→ Extrait du document
━━━━━━━━━━━━━━━━━━━━

On rejoint ici l’élément air, état idéal mais aussi principal adjuvant du feu, puisque sans lui ce dernier ne peut pas prendre. Or, l’air constitue l’élément dominant de toute l’œuvre de l’artiste. Dans ce tableau, ses symboles se multiplient : les oiseaux, souvent présents dans les scènes peintes par l’artiste, dominent la scène par leur envol, ou accompagnent les personnages en se tenant tranquillement dans leurs bras ou à leurs pieds. La brume, qu’elle soit sombre ou claire, se présente toujours comme une substance très légère, et cette apesanteur est renforcée par la présence de bulles qui flottent autour des personnages de la scène. Ces bulles translucides, dans lesquelles se mirent les couleurs alentour, apparaissent également de façon récurrente dans l’œuvre d’Anne Bachelier. L’aspect vaporeux du vêtement central, la fluidité générale des matières, l’éventail porté par l’un des personnages, inscrivent l’œuvre dans le réseau sémantique de l’élément air.

La métamorphose est également évoquée par un accessoire présent non seulement dans le théâtre, mais aussi dans les cérémonies traditionnelles, notamment des peuples primordiaux : le masque. En supposant que le personnage central soit en train de retirer son masque, un premier niveau d’interprétation s’impose, selon lequel il dévoile son vrai visage, accédant par là même à un degré supérieur de compréhension de soi et du monde.

Mais il peut également au contraire le revêtir. Il rappelle alors un masque funéraire, utilisé notamment par les anciens Egyptiens. On retrouve alors la mort symbolique évoquée plus haut. On peut également le rapprocher de son utilisation dans le théâtre sacré japonais No, où il s’agit aussi de décrire une métamorphose. 

Cette dernière interprétation est privilégiée de par la forme ornithomorphe du masque, qui nous plonge dans l’univers rituel d’une autre tradition : le chamanisme. Il s’agit de cérémonies basées sur une étroite communion de l’homme avec la nature, où les officiants se sentent réellement transformés en la créature représentée par le masque et en absorbent les qualités et la force. Par le port de cet accessoire, le personnage du tableau rejoint les créatures aériennes et peut s’envoler vers l’autre monde.
Ce masque représente un oiseau de même apparence que les créatures volant au-dessus de la scène. Pourquoi ne pas imaginer la fin de la métamorphose de l’un d’eux en cette chimère anthropomorphe ? Ne nous privons pas d’explorer la polysémie inhérente à l’œuvre. Cette hypothèse conduit à une double interprétation symbolique. Il s’agit d’une part de la métamorphose d’un être noir en une entité blanche. D’autre part, une créature thériomorphe se mue en créature anthropomorphe, ce qui peut indiquer une élévation vers un niveau de conscience supérieur.

━━━━━━━━━━━━━━━━━━━━

[Entrées tirées d'une collecte de données]

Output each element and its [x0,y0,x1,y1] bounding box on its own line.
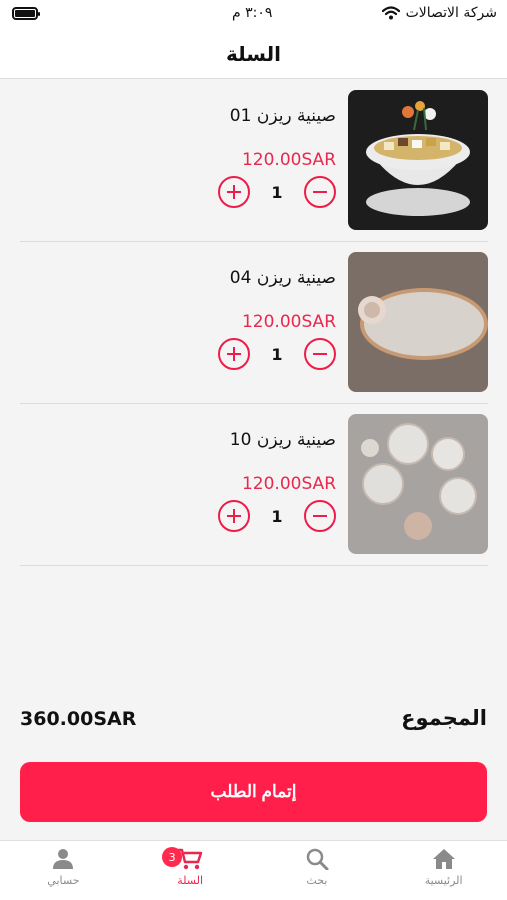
cart-item: صينية ريزن 01 120.00SAR 1 [20,80,488,242]
quantity-stepper: 1 [218,500,336,532]
tab-cart[interactable]: 3 السلة [127,841,254,900]
page-header: السلة [0,30,507,79]
product-name: صينية ريزن 01 [229,106,336,126]
status-bar: ٣:٠٩ م شركة الاتصالات [0,0,507,30]
battery-icon [12,7,40,20]
quantity-value: 1 [271,182,283,202]
product-price: 120.00SAR [241,150,336,170]
tab-account[interactable]: حسابي [0,841,127,900]
product-name: صينية ريزن 10 [229,430,336,450]
tab-search[interactable]: بحث [254,841,381,900]
status-time: ٣:٠٩ م [232,5,273,21]
cart-item: صينية ريزن 10 120.00SAR 1 [20,404,488,566]
decrease-quantity-button[interactable] [304,338,336,370]
total-value: 360.00SAR [20,708,137,730]
home-icon [432,849,455,869]
wifi-icon [381,6,400,20]
cart-item: صينية ريزن 04 120.00SAR 1 [20,242,488,404]
tab-label: بحث [306,874,328,887]
quantity-value: 1 [271,344,283,364]
total-label: المجموع [401,706,487,730]
cart-badge: 3 [162,847,183,867]
product-image[interactable] [348,252,488,392]
user-icon [53,849,74,869]
quantity-stepper: 1 [218,176,336,208]
tab-label: الرئيسية [424,874,463,887]
product-price: 120.00SAR [241,312,336,332]
decrease-quantity-button[interactable] [304,500,336,532]
tab-label: حسابي [47,874,80,887]
status-carrier: شركة الاتصالات [381,5,497,21]
decrease-quantity-button[interactable] [304,176,336,208]
checkout-button[interactable]: إتمام الطلب [20,762,487,822]
bottom-tab-bar: الرئيسية بحث 3 السلة حسابي [0,840,507,900]
tab-home[interactable]: الرئيسية [380,841,507,900]
search-icon [306,848,329,870]
increase-quantity-button[interactable] [218,176,250,208]
quantity-value: 1 [271,506,283,526]
quantity-stepper: 1 [218,338,336,370]
product-image[interactable] [348,90,488,230]
carrier-name: شركة الاتصالات [405,5,497,21]
increase-quantity-button[interactable] [218,338,250,370]
product-price: 120.00SAR [241,474,336,494]
page-title: السلة [225,42,281,66]
product-name: صينية ريزن 04 [229,268,336,288]
increase-quantity-button[interactable] [218,500,250,532]
product-image[interactable] [348,414,488,554]
tab-label: السلة [177,874,204,887]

━━━━━━━━━━━━━━━━━━━━

→ La consigne
Poursuivez le texte sur le tableau d'Anne Bachelier après sa dernière phrase.

→ Réponse de l'exercice
Dans toutes les traditions initiatiques, des guides accompagnent le novice lors de son passage d’une étape à une autre. Ici, les guides sont les personnages en costumes sombres, eux-mêmes assistés par les oiseaux qu’ils portent. On pense (ici) à l’archétype des oiseaux guides, corbeaux ou faucons, présents par exemple chez les premiers habitants du continent américain. Ces peuples vivaient en harmonie avec la Nature, et celle-ci fait partie des thèmes qui apparaissent en filigrane dans toute l’œuvre d’Anne Bachelier.

Le continuum entre les êtres et la Nature se trouve ici représenté par l’union, à travers le masque, entre le monde animal et humain, mais également par le lien suggéré entre la Nature, incarnée par les arbres, et l’ouvrage construit, l’arcature. Sur cette dernière, le continuum végétal-animal se trouve suggéré par les lianes serpentines qui s’enroulent autour des troncs. Il s’agit, par le passage vers un monde en apparence imaginaire, de restaurer l’Unité primordiale perdue. Et la nostalgie de cette dernière, confinant à la mélancolie, habite ce tableau comme la plupart des œuvres de l’artiste.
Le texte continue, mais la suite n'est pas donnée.